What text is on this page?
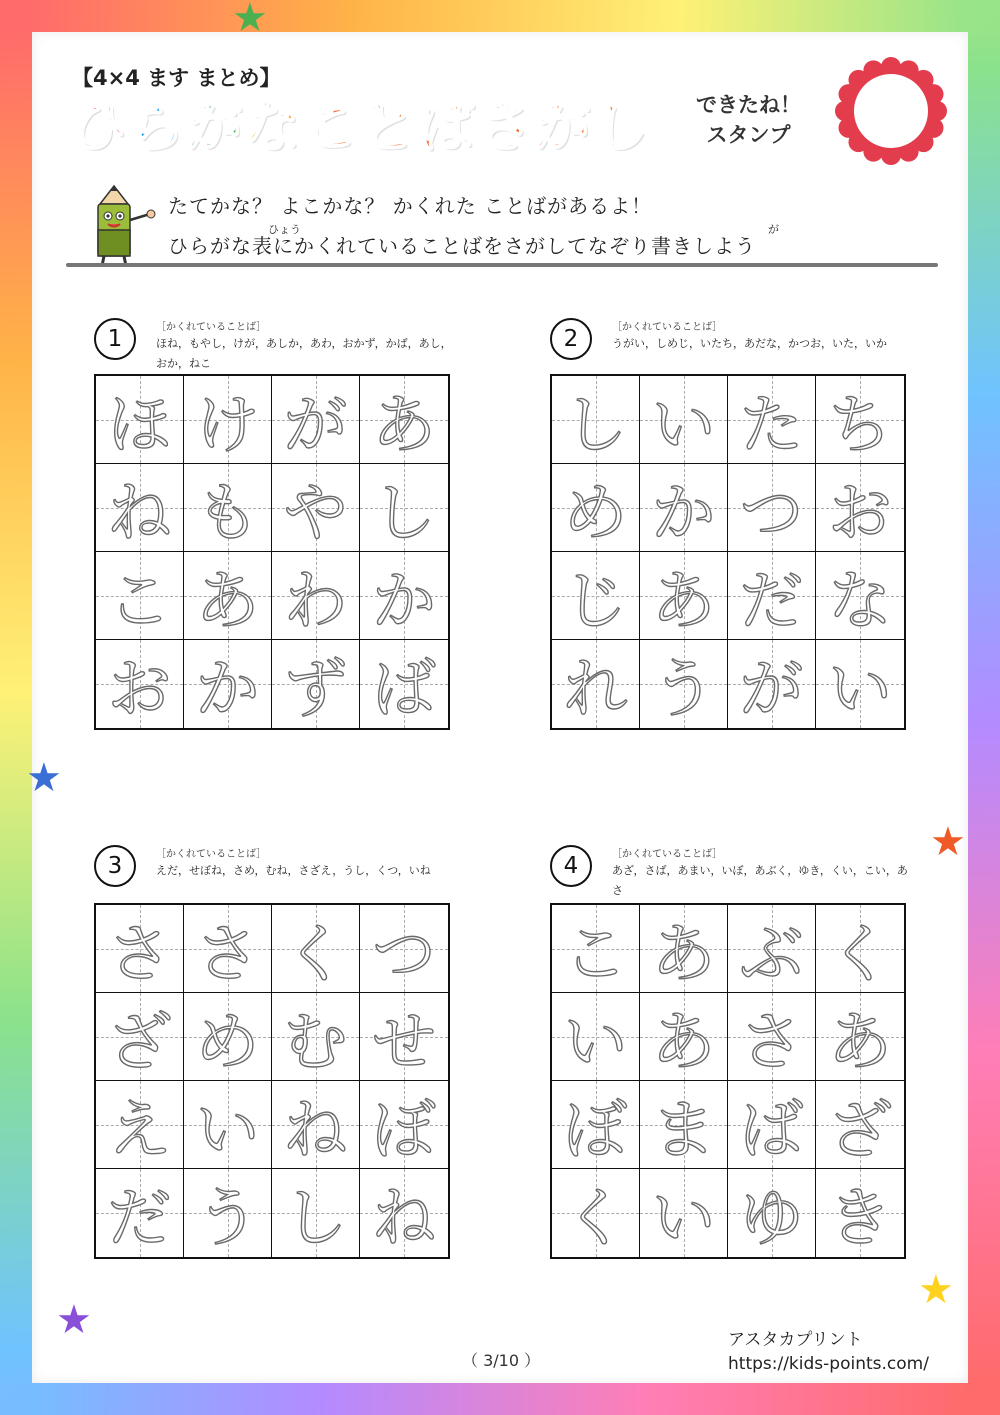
★
★
★
★
★
【4×4 ます まとめ】
ひらがなことばさがし できたね！
スタンプ
たてかな？ よこかな？ かくれた ことばがあるよ！
ひょう	が
ひらがな表にかくれていることばをさがしてなぞり書きしよう
1	［かくれていることば］
ほね，もやし，けが，あしか，あわ，おかず，かば，あし，おか，ねこ
ほ け が あ
ね も や し
こ あ わ か
お か ず ば
2	［かくれていることば］
うがい，しめじ，いたち，あだな，かつお，いた，いか
し い た ち
め か つ お
じ あ だ な
れ う が い
3	［かくれていることば］
えだ，せぼね，さめ，むね，さざえ，うし，くつ，いね
さ さ く つ
ざ め む せ
え い ね ぼ
だ う し ね
4	［かくれていることば］
あざ，さば，あまい，いぼ，あぶく，ゆき，くい，こい，あさ
こ あ ぶ く
い あ さ あ
ぼ ま ば ざ
く い ゆ き
（ 3/10 ）
アスタカプリント
https://kids-points.com/
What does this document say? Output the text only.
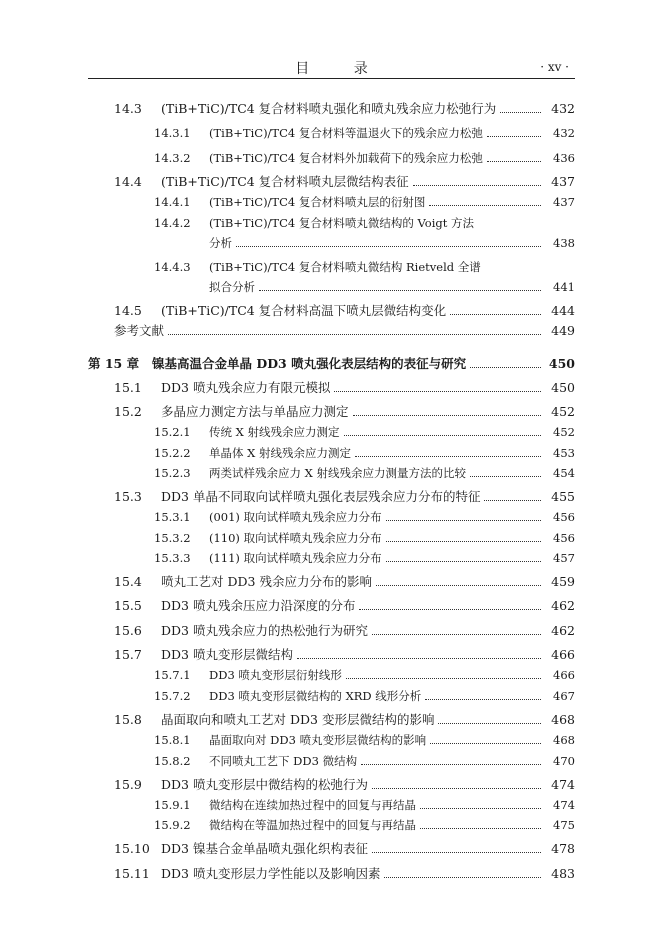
目 录	· xv ·
14.3	(TiB+TiC)/TC4 复合材料喷丸强化和喷丸残余应力松弛行为	432
14.3.1	(TiB+TiC)/TC4 复合材料等温退火下的残余应力松弛	432
14.3.2	(TiB+TiC)/TC4 复合材料外加载荷下的残余应力松弛	436
14.4	(TiB+TiC)/TC4 复合材料喷丸层微结构表征	437
14.4.1	(TiB+TiC)/TC4 复合材料喷丸层的衍射图	437
14.4.2	(TiB+TiC)/TC4 复合材料喷丸微结构的 Voigt 方法
分析	438
14.4.3	(TiB+TiC)/TC4 复合材料喷丸微结构 Rietveld 全谱
拟合分析	441
14.5	(TiB+TiC)/TC4 复合材料高温下喷丸层微结构变化	444
参考文献	449
第 15 章	镍基高温合金单晶 DD3 喷丸强化表层结构的表征与研究	450
15.1	DD3 喷丸残余应力有限元模拟	450
15.2	多晶应力测定方法与单晶应力测定	452
15.2.1	传统 X 射线残余应力测定	452
15.2.2	单晶体 X 射线残余应力测定	453
15.2.3	两类试样残余应力 X 射线残余应力测量方法的比较	454
15.3	DD3 单晶不同取向试样喷丸强化表层残余应力分布的特征	455
15.3.1	(001) 取向试样喷丸残余应力分布	456
15.3.2	(110) 取向试样喷丸残余应力分布	456
15.3.3	(111) 取向试样喷丸残余应力分布	457
15.4	喷丸工艺对 DD3 残余应力分布的影响	459
15.5	DD3 喷丸残余压应力沿深度的分布	462
15.6	DD3 喷丸残余应力的热松弛行为研究	462
15.7	DD3 喷丸变形层微结构	466
15.7.1	DD3 喷丸变形层衍射线形	466
15.7.2	DD3 喷丸变形层微结构的 XRD 线形分析	467
15.8	晶面取向和喷丸工艺对 DD3 变形层微结构的影响	468
15.8.1	晶面取向对 DD3 喷丸变形层微结构的影响	468
15.8.2	不同喷丸工艺下 DD3 微结构	470
15.9	DD3 喷丸变形层中微结构的松弛行为	474
15.9.1	微结构在连续加热过程中的回复与再结晶	474
15.9.2	微结构在等温加热过程中的回复与再结晶	475
15.10 DD3 镍基合金单晶喷丸强化织构表征	478
15.11 DD3 喷丸变形层力学性能以及影响因素	483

___

» **Task to complete**
Search the data for "射线残余应力测定". Copy every line that has it.

» **Solved exercise**
15.2.1	传统 X 射线残余应力测定	452
15.2.2	单晶体 X 射线残余应力测定	453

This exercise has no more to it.